▸ **PROBLEM DESCRIPTION**
Set out the lines of all the items below as a numbered list, skipping any blank lines. Leave the pictures out of your answer.

Dataset records
··········

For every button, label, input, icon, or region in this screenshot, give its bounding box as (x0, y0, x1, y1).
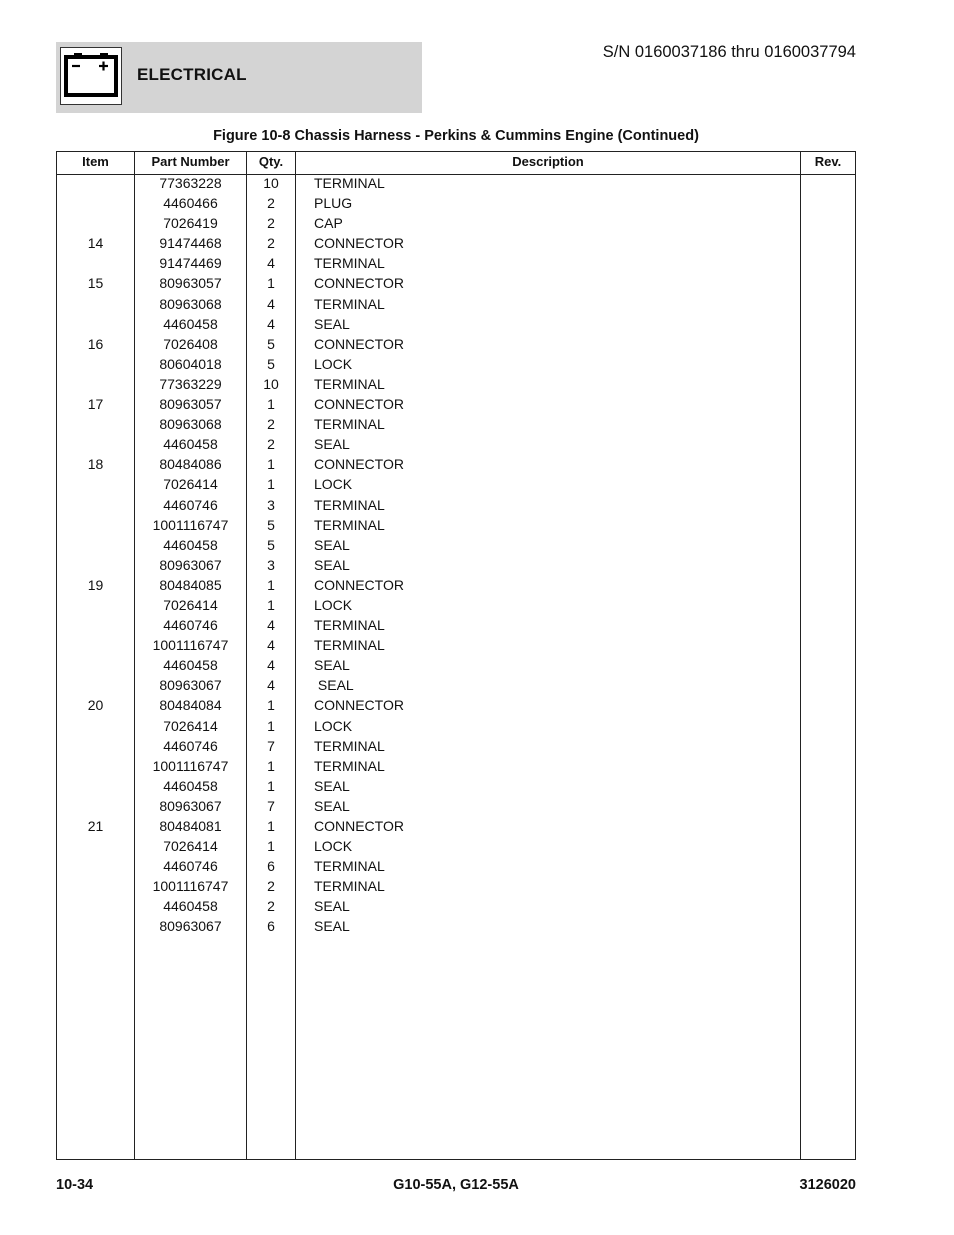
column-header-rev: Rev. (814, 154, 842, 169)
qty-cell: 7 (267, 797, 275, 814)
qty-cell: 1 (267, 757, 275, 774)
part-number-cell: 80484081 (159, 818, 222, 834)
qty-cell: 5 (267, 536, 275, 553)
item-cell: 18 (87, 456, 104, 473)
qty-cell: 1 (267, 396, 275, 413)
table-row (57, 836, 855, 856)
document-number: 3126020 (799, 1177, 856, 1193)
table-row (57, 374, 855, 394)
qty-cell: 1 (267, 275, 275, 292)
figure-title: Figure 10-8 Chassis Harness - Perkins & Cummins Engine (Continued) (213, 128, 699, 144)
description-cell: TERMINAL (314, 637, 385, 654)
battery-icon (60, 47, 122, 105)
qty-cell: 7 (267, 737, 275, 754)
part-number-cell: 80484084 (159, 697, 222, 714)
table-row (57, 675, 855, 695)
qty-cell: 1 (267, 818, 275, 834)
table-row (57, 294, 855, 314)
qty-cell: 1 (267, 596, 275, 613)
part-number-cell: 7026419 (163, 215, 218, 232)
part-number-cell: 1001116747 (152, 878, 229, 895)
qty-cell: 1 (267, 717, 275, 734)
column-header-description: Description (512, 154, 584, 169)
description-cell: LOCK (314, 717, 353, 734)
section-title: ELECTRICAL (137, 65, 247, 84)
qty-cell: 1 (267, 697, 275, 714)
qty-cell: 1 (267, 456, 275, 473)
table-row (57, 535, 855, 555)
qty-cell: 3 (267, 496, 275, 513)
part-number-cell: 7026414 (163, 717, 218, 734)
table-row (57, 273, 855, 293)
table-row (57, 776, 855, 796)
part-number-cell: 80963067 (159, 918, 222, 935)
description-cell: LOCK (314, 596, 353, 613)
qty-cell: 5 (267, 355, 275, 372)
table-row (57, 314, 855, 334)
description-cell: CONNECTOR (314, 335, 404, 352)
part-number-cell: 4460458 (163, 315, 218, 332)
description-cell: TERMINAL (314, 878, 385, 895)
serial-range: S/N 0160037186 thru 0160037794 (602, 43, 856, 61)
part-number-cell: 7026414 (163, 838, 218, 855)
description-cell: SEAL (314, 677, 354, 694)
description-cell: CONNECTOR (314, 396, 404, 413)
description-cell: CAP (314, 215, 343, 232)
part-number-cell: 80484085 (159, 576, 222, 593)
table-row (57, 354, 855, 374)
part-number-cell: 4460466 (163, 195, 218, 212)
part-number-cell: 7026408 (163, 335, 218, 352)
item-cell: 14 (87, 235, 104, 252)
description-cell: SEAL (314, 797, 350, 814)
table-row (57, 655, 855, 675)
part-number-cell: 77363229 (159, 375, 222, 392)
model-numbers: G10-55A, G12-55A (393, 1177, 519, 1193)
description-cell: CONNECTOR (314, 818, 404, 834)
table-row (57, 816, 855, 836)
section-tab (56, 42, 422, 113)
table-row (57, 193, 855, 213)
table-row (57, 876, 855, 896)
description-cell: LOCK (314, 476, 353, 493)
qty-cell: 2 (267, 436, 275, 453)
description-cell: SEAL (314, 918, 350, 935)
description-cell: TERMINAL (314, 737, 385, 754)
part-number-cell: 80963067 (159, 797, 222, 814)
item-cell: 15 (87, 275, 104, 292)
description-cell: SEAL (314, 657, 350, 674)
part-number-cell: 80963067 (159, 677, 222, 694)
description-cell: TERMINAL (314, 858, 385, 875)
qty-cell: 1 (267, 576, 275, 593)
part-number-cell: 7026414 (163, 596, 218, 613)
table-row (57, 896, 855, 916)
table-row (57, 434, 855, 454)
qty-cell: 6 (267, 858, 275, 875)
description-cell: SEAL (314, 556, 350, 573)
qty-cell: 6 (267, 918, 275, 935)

··········

▸ **THE OUTPUT**
1. For every button, label, input, icon, or region in this screenshot, give its bounding box as (x0, y0, x1, y1).
2. column-header-rev: Rev. (814, 154, 842, 169)
3. qty-cell: 7 (267, 797, 275, 814)
4. qty-cell: 1 (267, 757, 275, 774)
5. part-number-cell: 80484081 (159, 818, 222, 834)
6. qty-cell: 5 (267, 536, 275, 553)
7. item-cell: 18 (87, 456, 104, 473)
8. qty-cell: 1 (267, 396, 275, 413)
9. table-row (57, 836, 855, 856)
10. document-number: 3126020 (799, 1177, 856, 1193)
11. table-row (57, 374, 855, 394)
12. qty-cell: 1 (267, 275, 275, 292)
13. figure-title: Figure 10-8 Chassis Harness - Perkins & Cummins Engine (Continued) (213, 128, 699, 144)
14. description-cell: TERMINAL (314, 637, 385, 654)
15. battery-icon (60, 47, 122, 105)
16. qty-cell: 7 (267, 737, 275, 754)
17. part-number-cell: 80484084 (159, 697, 222, 714)
18. table-row (57, 675, 855, 695)
19. qty-cell: 1 (267, 818, 275, 834)
20. table-row (57, 294, 855, 314)
21. qty-cell: 1 (267, 596, 275, 613)
22. part-number-cell: 7026419 (163, 215, 218, 232)
23. part-number-cell: 1001116747 (152, 878, 229, 895)
24. qty-cell: 1 (267, 717, 275, 734)
25. column-header-description: Description (512, 154, 584, 169)
26. description-cell: LOCK (314, 717, 353, 734)
27. section-title: ELECTRICAL (137, 65, 247, 84)
28. qty-cell: 1 (267, 697, 275, 714)
29. qty-cell: 1 (267, 456, 275, 473)
30. table-row (57, 535, 855, 555)
31. qty-cell: 3 (267, 496, 275, 513)
32. part-number-cell: 7026414 (163, 717, 218, 734)
33. table-row (57, 273, 855, 293)
34. table-row (57, 776, 855, 796)
35. part-number-cell: 80963067 (159, 918, 222, 935)
36. description-cell: LOCK (314, 596, 353, 613)
37. qty-cell: 5 (267, 355, 275, 372)
38. table-row (57, 314, 855, 334)
39. description-cell: CONNECTOR (314, 335, 404, 352)
40. part-number-cell: 4460458 (163, 315, 218, 332)
41. description-cell: TERMINAL (314, 878, 385, 895)
42. serial-range: S/N 0160037186 thru 0160037794 (602, 43, 856, 61)
43. part-number-cell: 7026414 (163, 838, 218, 855)
44. description-cell: SEAL (314, 677, 354, 694)
45. description-cell: CONNECTOR (314, 396, 404, 413)
46. description-cell: CAP (314, 215, 343, 232)
47. part-number-cell: 80484085 (159, 576, 222, 593)
48. table-row (57, 354, 855, 374)
49. part-number-cell: 4460466 (163, 195, 218, 212)
50. part-number-cell: 7026408 (163, 335, 218, 352)
51. item-cell: 14 (87, 235, 104, 252)
52. description-cell: SEAL (314, 797, 350, 814)
53. table-row (57, 655, 855, 675)
54. part-number-cell: 77363229 (159, 375, 222, 392)
55. model-numbers: G10-55A, G12-55A (393, 1177, 519, 1193)
56. description-cell: CONNECTOR (314, 818, 404, 834)
57. table-row (57, 816, 855, 836)
58. section-tab (56, 42, 422, 113)
59. table-row (57, 193, 855, 213)
60. table-row (57, 876, 855, 896)
61. description-cell: LOCK (314, 476, 353, 493)
62. qty-cell: 2 (267, 436, 275, 453)
63. description-cell: SEAL (314, 918, 350, 935)
64. description-cell: TERMINAL (314, 737, 385, 754)
65. part-number-cell: 80963067 (159, 797, 222, 814)
66. item-cell: 15 (87, 275, 104, 292)
67. description-cell: SEAL (314, 657, 350, 674)
68. part-number-cell: 80963067 (159, 677, 222, 694)
69. description-cell: TERMINAL (314, 858, 385, 875)
70. qty-cell: 1 (267, 576, 275, 593)
71. part-number-cell: 7026414 (163, 596, 218, 613)
72. table-row (57, 896, 855, 916)
73. table-row (57, 434, 855, 454)
74. qty-cell: 6 (267, 858, 275, 875)
75. description-cell: SEAL (314, 556, 350, 573)
76. qty-cell: 6 (267, 918, 275, 935)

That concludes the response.